◆ WHAT YOU SHOULD DO
Give every line back verbatim, dropping all images.

# Start of DATA SHOWN

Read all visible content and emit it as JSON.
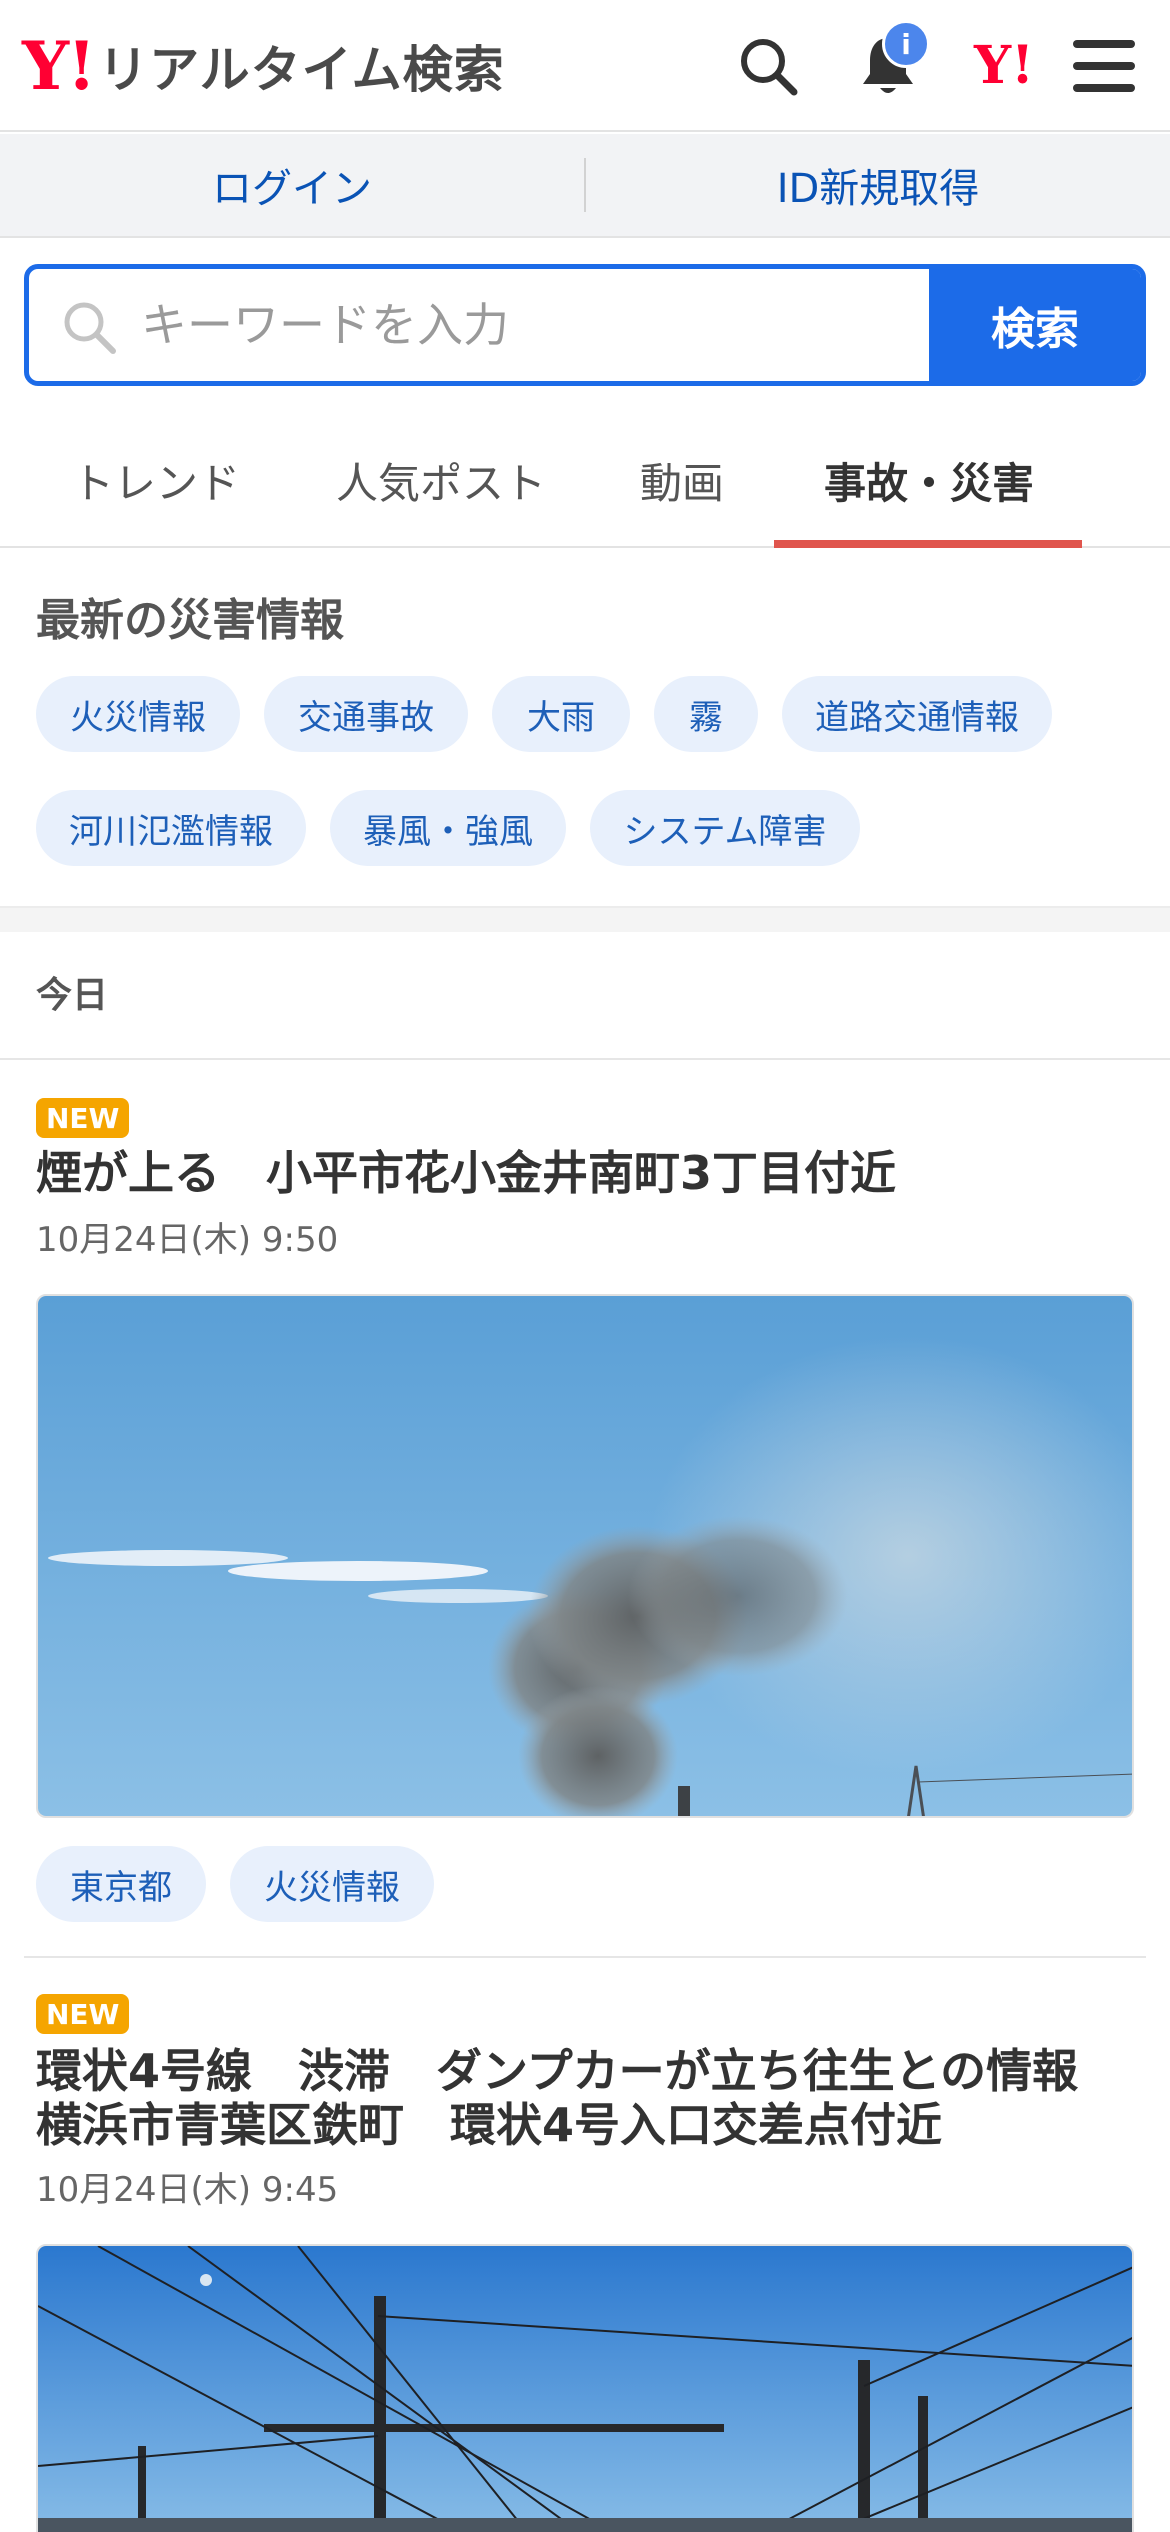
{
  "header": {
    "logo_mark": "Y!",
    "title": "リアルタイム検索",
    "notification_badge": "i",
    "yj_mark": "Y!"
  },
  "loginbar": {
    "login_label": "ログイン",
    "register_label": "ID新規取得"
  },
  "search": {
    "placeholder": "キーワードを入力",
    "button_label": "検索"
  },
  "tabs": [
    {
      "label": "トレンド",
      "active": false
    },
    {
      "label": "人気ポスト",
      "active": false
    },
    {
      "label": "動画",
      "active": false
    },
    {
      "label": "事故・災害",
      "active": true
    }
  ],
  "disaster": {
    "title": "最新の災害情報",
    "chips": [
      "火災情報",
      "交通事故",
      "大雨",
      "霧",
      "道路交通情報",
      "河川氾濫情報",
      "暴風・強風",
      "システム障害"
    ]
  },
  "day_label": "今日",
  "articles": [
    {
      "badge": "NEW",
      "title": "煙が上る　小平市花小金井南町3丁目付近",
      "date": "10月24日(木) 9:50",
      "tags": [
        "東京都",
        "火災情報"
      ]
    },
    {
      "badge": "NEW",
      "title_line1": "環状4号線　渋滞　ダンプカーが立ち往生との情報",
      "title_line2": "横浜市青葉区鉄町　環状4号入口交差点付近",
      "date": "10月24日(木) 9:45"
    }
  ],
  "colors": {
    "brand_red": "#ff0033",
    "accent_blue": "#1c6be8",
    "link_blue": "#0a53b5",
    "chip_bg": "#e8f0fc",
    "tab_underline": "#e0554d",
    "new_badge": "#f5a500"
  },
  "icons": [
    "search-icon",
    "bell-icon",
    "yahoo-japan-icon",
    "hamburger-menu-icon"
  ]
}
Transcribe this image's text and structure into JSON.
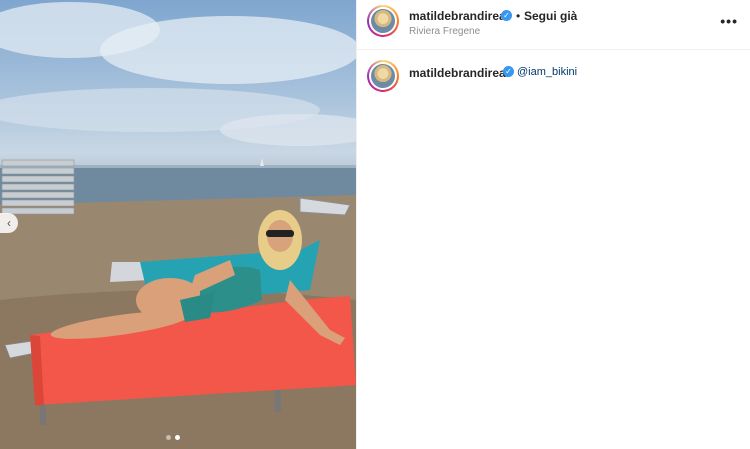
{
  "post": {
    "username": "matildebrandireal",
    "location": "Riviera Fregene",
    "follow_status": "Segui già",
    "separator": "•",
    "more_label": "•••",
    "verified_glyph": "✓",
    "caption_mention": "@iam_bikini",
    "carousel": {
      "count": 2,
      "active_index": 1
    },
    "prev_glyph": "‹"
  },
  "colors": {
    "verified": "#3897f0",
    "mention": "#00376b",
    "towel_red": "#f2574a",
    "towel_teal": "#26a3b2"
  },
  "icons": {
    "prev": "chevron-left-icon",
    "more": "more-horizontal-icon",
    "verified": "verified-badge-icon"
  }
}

# End of DATA SHOWN

◆ EXERCISE RESULT
Read all visible content and emit it as JSON.
{
  "header": {
    "logo_mark": "Y!",
    "title": "リアルタイム検索",
    "notification_badge": "i",
    "yj_mark": "Y!"
  },
  "loginbar": {
    "login_label": "ログイン",
    "register_label": "ID新規取得"
  },
  "search": {
    "placeholder": "キーワードを入力",
    "button_label": "検索"
  },
  "tabs": [
    {
      "label": "トレンド",
      "active": false
    },
    {
      "label": "人気ポスト",
      "active": false
    },
    {
      "label": "動画",
      "active": false
    },
    {
      "label": "事故・災害",
      "active": true
    }
  ],
  "disaster": {
    "title": "最新の災害情報",
    "chips": [
      "火災情報",
      "交通事故",
      "大雨",
      "霧",
      "道路交通情報",
      "河川氾濫情報",
      "暴風・強風",
      "システム障害"
    ]
  },
  "day_label": "今日",
  "articles": [
    {
      "badge": "NEW",
      "title": "煙が上る　小平市花小金井南町3丁目付近",
      "date": "10月24日(木) 9:50",
      "tags": [
        "東京都",
        "火災情報"
      ]
    },
    {
      "badge": "NEW",
      "title_line1": "環状4号線　渋滞　ダンプカーが立ち往生との情報",
      "title_line2": "横浜市青葉区鉄町　環状4号入口交差点付近",
      "date": "10月24日(木) 9:45"
    }
  ],
  "colors": {
    "brand_red": "#ff0033",
    "accent_blue": "#1c6be8",
    "link_blue": "#0a53b5",
    "chip_bg": "#e8f0fc",
    "tab_underline": "#e0554d",
    "new_badge": "#f5a500"
  },
  "icons": [
    "search-icon",
    "bell-icon",
    "yahoo-japan-icon",
    "hamburger-menu-icon"
  ]
}
Transcribe this image's text and structure into JSON.
{
  "post": {
    "username": "matildebrandireal",
    "location": "Riviera Fregene",
    "follow_status": "Segui già",
    "separator": "•",
    "more_label": "•••",
    "verified_glyph": "✓",
    "caption_mention": "@iam_bikini",
    "carousel": {
      "count": 2,
      "active_index": 1
    },
    "prev_glyph": "‹"
  },
  "colors": {
    "verified": "#3897f0",
    "mention": "#00376b",
    "towel_red": "#f2574a",
    "towel_teal": "#26a3b2"
  },
  "icons": {
    "prev": "chevron-left-icon",
    "more": "more-horizontal-icon",
    "verified": "verified-badge-icon"
  }
}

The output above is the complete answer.